### TEXT

▶

ISA Support for Multithreading

- E
- Eric
  
  Contact options for registered users
posted
17 years ago

Tue, Feb 20, 2007 12:09 PM

Hi,

I'm looking for the minimum set of instructions that a processor must implement to support some kind of simultaneous multithreading. I found the MIPS MT extension. What do you think of the instructions/ mechanisms that it offers? What would you change? Do you know other ISAs implementing other usefull features related to SMP?

Many thanks for your help.

Eric

- N
- Nick Maclaren
  
  Contact options for registered users
Vote on answer
posted
17 years ago

Tue, Feb 20, 2007 12:15 PM

In article , "Eric" writes: |> |> I'm looking for the minimum set of instructions that a processor must |> implement to support some kind of simultaneous multithreading. I found |> the MIPS MT extension. What do you think of the instructions/ |> mechanisms that it offers? What would you change? Do you know other |> ISAs implementing other usefull features related to SMP?

Well, the minimum number is generally zero. Your other questions relate to what may be a good idea to provide. If you want a better answer, you need to be clearer about your objective.

Regards, Nick Maclaren.

- S
- slebetman
  
  Contact options for registered users
Vote on answer
posted
17 years ago

Wed, Feb 21, 2007 2:07 AM

For timeslice and/or preemptive multithreading/multitasking ONLY, without other modern OS features like virtual memory etc, you basically need to be able to arbitrarily save and restore the call stack. Without it the only kind of multitasking you can implement is cooperative multitasking.

◀

### SOURCE MATERIAL
▶

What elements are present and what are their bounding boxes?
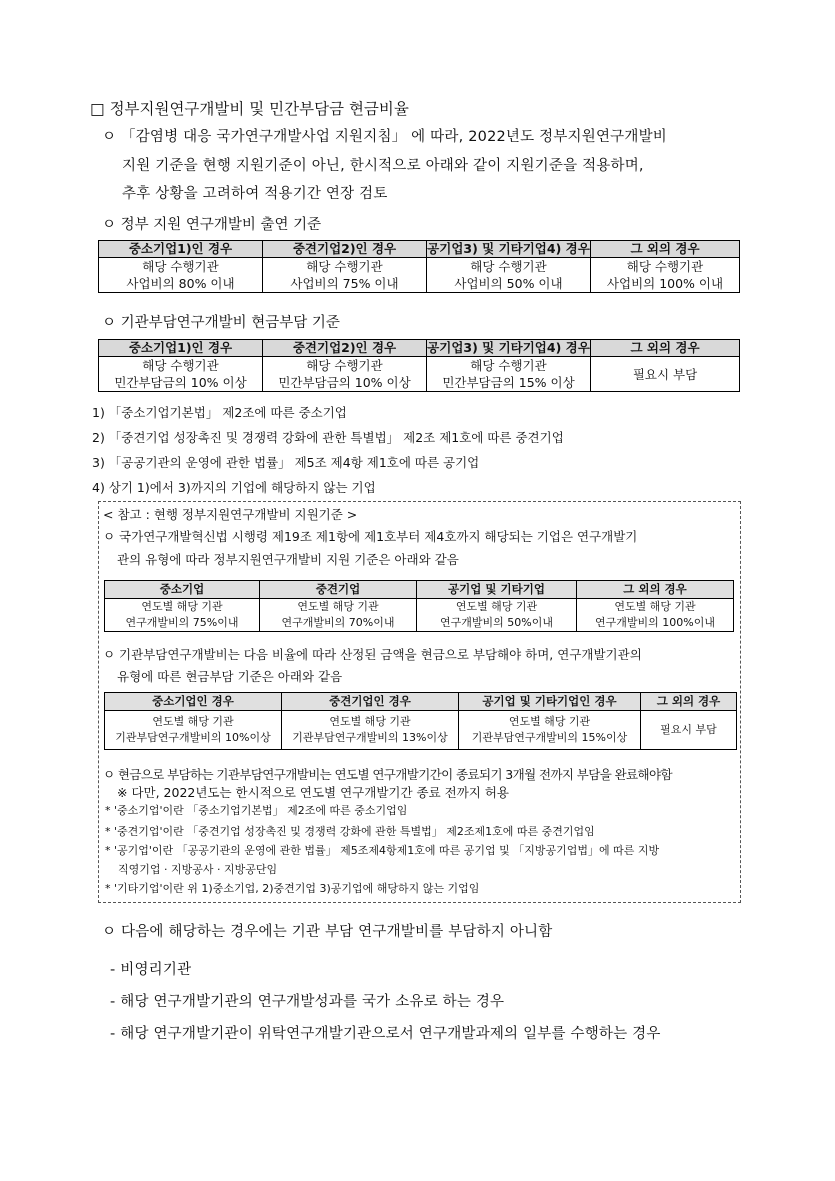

◀

### WRITTEN REQUEST A
Print the part of the ISA multithreading thread that begins with "For timeslice and/or" and stops after "is cooperative multitasking.", reproduced verbatim.
### WRITTEN REQUEST B
Proceed with the ISA multithreading thread, picking up right after its final sentence.

### EXERCISE RESPONSE A
For timeslice and/or preemptive multithreading/multitasking ONLY, without other modern OS features like virtual memory etc, you basically need to be able to arbitrarily save and restore the call stack. Without it the only kind of multitasking you can implement is cooperative multitasking.

### EXERCISE RESPONSE B
Oh and obviously you need to be able to execute code outside the context of the currently running code/application -- interrupt timer, supervisory mode, ring 0, doesn't matter how you just need a mechanism. Otherwise again the only kind of multitasking you can implement is cooperative multitasking.

- N
- Nick Maclaren
  
  Contact options for registered users
Vote on answer
posted
17 years ago

Wed, Feb 21, 2007 9:47 AM

In article , " snipped-for-privacy@yahoo.com" writes: |> |> For timeslice and/or preemptive multithreading/multitasking ONLY, |> without other modern OS features like virtual memory etc, you |> basically need to be able to arbitrarily save and restore the call |> stack. Without it the only kind of multitasking you can implement is |> cooperative multitasking.

Otherwise commonly known as coroutines. Yes. But the term "call stack" is unhelpful, as that is generally in memory; it is actually the local environment (registers, state etc.) that needs saving.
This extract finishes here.